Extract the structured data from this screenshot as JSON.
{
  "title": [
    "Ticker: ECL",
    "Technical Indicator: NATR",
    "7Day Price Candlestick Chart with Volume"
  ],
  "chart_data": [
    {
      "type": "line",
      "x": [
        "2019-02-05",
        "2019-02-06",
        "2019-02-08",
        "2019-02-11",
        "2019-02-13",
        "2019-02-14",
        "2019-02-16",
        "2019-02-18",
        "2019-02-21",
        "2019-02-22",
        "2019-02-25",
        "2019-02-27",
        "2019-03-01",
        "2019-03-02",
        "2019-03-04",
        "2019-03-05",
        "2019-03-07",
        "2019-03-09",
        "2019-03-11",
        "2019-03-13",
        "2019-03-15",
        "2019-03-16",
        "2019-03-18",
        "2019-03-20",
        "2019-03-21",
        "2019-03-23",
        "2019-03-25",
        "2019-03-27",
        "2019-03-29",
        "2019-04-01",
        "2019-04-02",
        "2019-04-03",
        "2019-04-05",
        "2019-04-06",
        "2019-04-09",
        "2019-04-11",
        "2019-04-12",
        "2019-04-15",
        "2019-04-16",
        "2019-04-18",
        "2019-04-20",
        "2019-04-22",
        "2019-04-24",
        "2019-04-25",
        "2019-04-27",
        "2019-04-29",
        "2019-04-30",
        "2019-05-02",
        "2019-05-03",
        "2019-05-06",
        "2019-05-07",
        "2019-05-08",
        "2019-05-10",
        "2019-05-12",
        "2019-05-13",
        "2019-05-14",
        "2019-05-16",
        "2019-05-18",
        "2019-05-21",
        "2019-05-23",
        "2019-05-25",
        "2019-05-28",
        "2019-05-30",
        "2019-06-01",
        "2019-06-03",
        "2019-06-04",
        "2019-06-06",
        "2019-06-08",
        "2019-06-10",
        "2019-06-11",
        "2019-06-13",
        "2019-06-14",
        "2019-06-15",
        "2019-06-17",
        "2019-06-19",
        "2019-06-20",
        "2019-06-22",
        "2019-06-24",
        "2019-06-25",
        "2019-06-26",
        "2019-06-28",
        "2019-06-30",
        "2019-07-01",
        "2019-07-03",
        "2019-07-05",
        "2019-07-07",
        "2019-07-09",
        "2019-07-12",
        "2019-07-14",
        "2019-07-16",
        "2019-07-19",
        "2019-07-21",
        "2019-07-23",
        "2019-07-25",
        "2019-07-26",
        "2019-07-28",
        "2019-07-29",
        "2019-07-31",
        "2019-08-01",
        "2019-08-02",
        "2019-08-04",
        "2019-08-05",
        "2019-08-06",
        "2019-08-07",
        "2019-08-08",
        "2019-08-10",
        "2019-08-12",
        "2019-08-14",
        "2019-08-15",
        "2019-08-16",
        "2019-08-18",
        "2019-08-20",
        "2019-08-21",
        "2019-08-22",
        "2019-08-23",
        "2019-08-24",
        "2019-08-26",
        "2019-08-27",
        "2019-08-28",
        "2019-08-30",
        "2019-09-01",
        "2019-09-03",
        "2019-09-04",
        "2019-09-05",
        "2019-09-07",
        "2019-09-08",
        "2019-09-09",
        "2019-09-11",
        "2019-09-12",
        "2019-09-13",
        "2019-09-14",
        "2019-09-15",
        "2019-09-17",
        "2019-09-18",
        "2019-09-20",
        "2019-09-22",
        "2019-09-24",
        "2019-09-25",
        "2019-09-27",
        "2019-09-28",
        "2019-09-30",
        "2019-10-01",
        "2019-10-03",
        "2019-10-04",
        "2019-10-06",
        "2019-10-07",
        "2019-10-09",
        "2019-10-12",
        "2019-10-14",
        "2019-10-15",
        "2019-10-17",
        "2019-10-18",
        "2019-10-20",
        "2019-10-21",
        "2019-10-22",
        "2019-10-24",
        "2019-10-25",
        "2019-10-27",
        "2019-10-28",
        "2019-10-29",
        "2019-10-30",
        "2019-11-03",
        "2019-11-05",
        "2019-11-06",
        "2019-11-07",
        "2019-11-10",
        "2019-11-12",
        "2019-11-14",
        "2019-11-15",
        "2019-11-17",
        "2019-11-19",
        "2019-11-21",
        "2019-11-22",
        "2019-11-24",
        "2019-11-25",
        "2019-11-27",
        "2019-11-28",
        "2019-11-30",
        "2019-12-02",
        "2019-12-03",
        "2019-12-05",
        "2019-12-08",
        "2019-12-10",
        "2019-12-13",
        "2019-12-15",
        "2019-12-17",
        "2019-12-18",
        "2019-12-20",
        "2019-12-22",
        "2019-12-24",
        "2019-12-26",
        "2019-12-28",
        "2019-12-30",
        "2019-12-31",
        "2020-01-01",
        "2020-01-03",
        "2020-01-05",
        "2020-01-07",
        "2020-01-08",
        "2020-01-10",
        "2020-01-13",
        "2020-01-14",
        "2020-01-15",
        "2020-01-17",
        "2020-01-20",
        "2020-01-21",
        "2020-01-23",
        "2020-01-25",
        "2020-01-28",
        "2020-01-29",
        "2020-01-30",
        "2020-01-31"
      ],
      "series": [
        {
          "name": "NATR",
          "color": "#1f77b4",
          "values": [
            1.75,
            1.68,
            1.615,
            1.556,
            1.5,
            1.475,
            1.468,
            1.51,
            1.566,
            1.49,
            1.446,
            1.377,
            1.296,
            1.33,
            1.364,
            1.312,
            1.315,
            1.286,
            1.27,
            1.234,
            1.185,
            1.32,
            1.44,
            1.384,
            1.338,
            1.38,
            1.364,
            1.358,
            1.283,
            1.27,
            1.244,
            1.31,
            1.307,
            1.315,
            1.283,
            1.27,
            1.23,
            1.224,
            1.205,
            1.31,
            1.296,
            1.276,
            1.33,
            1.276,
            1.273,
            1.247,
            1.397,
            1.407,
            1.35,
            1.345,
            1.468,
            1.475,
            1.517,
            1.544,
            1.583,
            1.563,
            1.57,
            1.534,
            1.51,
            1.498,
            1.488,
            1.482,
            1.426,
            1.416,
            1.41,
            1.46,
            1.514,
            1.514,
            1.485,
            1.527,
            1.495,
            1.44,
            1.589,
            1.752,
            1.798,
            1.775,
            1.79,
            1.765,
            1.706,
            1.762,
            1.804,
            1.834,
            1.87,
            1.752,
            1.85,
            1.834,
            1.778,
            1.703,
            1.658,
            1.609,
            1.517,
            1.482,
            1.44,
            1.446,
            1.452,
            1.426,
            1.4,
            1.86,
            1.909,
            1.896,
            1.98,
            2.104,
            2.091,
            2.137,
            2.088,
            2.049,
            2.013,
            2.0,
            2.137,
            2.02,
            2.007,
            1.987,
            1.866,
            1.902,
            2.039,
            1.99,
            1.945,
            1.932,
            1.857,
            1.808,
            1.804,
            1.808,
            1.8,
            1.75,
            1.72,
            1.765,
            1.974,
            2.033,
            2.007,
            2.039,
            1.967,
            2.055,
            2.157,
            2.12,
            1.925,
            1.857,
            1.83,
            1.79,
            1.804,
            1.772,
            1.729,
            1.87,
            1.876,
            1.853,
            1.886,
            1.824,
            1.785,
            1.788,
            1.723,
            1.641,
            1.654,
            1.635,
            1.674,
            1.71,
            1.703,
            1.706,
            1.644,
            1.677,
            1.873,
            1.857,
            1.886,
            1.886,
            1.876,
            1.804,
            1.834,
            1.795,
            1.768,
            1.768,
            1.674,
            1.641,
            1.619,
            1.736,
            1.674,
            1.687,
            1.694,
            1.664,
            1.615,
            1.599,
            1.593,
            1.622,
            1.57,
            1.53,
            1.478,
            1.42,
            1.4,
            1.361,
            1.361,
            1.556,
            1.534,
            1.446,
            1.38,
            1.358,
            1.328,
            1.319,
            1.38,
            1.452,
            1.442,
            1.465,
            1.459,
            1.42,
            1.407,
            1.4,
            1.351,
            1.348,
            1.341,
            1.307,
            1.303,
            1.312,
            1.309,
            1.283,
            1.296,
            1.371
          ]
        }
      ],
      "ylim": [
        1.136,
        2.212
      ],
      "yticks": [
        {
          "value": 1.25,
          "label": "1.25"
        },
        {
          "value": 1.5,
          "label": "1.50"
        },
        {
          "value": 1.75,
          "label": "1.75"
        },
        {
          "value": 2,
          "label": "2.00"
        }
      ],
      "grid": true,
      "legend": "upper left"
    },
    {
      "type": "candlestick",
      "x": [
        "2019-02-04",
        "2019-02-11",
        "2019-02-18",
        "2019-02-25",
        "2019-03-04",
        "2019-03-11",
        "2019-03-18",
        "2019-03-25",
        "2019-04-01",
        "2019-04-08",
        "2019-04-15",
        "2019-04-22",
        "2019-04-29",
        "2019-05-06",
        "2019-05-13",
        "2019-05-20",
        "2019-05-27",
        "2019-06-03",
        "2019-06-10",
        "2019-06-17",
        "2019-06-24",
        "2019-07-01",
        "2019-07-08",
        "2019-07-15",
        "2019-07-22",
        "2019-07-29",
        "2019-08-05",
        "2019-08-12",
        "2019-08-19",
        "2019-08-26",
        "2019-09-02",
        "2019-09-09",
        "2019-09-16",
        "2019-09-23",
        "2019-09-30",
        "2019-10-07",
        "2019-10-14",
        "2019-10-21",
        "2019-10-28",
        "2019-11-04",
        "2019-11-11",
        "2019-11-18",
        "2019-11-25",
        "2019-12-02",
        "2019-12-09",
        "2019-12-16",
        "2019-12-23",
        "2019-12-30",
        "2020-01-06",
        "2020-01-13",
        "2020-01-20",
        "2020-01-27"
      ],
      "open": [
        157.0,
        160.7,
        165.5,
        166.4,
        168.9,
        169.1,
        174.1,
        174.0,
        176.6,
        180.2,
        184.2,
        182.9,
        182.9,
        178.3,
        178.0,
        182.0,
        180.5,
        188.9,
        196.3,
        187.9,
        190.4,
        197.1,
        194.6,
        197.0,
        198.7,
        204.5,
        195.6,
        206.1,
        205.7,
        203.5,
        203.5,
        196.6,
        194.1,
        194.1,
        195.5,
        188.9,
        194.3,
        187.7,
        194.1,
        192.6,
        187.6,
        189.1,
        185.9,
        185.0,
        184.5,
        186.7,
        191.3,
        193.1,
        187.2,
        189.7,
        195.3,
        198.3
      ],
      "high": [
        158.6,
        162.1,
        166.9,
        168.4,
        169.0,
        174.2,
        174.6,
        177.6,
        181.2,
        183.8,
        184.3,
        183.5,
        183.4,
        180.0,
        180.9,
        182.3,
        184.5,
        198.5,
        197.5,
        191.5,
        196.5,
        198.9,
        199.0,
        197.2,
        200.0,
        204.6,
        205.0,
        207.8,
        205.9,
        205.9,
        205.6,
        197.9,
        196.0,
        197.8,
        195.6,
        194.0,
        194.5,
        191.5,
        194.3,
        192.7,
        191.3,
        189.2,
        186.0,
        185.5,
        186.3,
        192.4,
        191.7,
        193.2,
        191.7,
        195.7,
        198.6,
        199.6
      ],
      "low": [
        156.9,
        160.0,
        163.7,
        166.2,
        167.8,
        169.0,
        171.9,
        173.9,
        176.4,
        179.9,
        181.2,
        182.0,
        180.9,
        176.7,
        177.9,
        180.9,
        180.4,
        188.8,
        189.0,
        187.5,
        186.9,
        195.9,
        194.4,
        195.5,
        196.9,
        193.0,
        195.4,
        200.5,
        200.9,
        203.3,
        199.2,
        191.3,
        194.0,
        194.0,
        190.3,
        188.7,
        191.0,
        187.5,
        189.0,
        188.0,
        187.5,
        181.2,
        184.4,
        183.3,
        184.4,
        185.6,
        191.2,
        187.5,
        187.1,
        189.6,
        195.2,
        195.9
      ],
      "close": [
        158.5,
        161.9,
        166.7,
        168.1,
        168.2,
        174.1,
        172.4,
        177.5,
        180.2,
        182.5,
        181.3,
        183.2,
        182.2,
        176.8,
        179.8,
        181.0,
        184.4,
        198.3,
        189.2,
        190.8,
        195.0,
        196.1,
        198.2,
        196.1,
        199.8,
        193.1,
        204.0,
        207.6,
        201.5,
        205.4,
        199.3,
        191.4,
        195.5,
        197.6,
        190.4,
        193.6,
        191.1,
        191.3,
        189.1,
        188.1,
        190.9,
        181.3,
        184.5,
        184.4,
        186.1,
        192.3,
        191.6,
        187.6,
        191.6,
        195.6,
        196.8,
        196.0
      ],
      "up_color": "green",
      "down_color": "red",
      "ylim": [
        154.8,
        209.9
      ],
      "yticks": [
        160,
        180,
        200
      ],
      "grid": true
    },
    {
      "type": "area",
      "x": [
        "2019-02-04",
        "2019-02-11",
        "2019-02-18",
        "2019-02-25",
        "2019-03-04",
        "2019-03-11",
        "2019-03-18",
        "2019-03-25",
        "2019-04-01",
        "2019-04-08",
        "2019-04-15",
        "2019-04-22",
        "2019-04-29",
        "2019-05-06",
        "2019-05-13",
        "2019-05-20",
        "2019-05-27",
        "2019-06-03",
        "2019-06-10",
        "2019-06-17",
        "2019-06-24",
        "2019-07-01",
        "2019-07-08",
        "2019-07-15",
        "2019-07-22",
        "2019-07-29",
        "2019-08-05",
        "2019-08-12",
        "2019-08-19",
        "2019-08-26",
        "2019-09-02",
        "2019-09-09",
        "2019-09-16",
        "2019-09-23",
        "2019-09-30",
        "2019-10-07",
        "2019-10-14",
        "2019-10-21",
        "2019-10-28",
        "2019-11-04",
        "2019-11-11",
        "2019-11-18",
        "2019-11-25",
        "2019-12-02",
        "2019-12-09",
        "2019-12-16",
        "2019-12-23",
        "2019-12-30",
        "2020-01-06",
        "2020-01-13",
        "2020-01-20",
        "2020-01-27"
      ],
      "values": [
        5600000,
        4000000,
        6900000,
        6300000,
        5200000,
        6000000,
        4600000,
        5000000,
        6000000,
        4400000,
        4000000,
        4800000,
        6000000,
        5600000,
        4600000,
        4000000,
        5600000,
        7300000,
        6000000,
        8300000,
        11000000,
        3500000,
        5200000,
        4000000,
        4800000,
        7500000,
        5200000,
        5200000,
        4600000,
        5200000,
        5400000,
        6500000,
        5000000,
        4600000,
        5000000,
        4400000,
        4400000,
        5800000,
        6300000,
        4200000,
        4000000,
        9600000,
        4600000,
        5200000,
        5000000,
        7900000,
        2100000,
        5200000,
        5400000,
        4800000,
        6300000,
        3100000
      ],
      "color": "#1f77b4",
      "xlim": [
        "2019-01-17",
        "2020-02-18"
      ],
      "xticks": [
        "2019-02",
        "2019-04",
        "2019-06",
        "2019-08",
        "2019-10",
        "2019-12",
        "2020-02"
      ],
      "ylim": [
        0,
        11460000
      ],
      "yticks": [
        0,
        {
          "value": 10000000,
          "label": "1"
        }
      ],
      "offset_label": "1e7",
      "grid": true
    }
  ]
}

• [Given request]:
Gather all the lines that include the word "type" and copy them out.

• [Final result]:
      "type": "line",
      "type": "candlestick",
      "type": "area",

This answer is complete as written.